** START ROWS **

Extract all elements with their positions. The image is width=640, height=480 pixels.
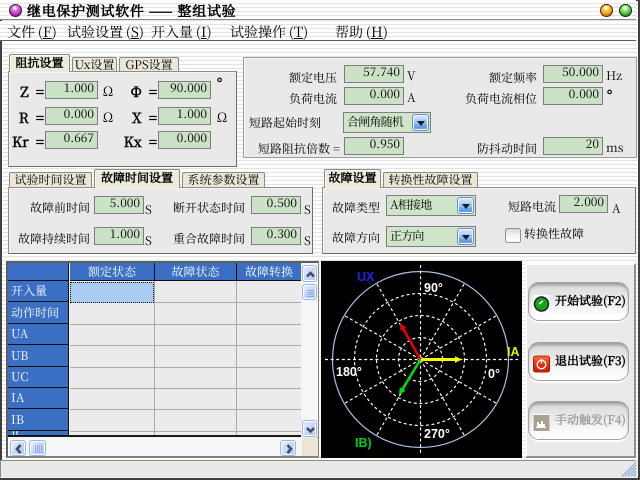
svg-text:270°: 270° xyxy=(424,427,450,441)
svg-text:IA: IA xyxy=(507,345,520,359)
svg-text:IB): IB) xyxy=(355,436,372,450)
svg-text:180°: 180° xyxy=(336,365,362,379)
svg-text:90°: 90° xyxy=(424,281,443,295)
svg-text:UX: UX xyxy=(357,270,375,284)
svg-text:0°: 0° xyxy=(488,367,500,381)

** END ROWS **

▶ [WHAT YOU ARE ASKED TO DO]
Reproduce the listing above with "positions" swapped for "coordinates" and everything else left as it is, omitting the pictures.

▶ [RESULT OF THE TASK]
Extract all elements with their coordinates. The image is width=640, height=480 pixels.
svg-text:270°: 270° xyxy=(424,427,450,441)
svg-text:IA: IA xyxy=(507,345,520,359)
svg-text:IB): IB) xyxy=(355,436,372,450)
svg-text:180°: 180° xyxy=(336,365,362,379)
svg-text:90°: 90° xyxy=(424,281,443,295)
svg-text:UX: UX xyxy=(357,270,375,284)
svg-text:0°: 0° xyxy=(488,367,500,381)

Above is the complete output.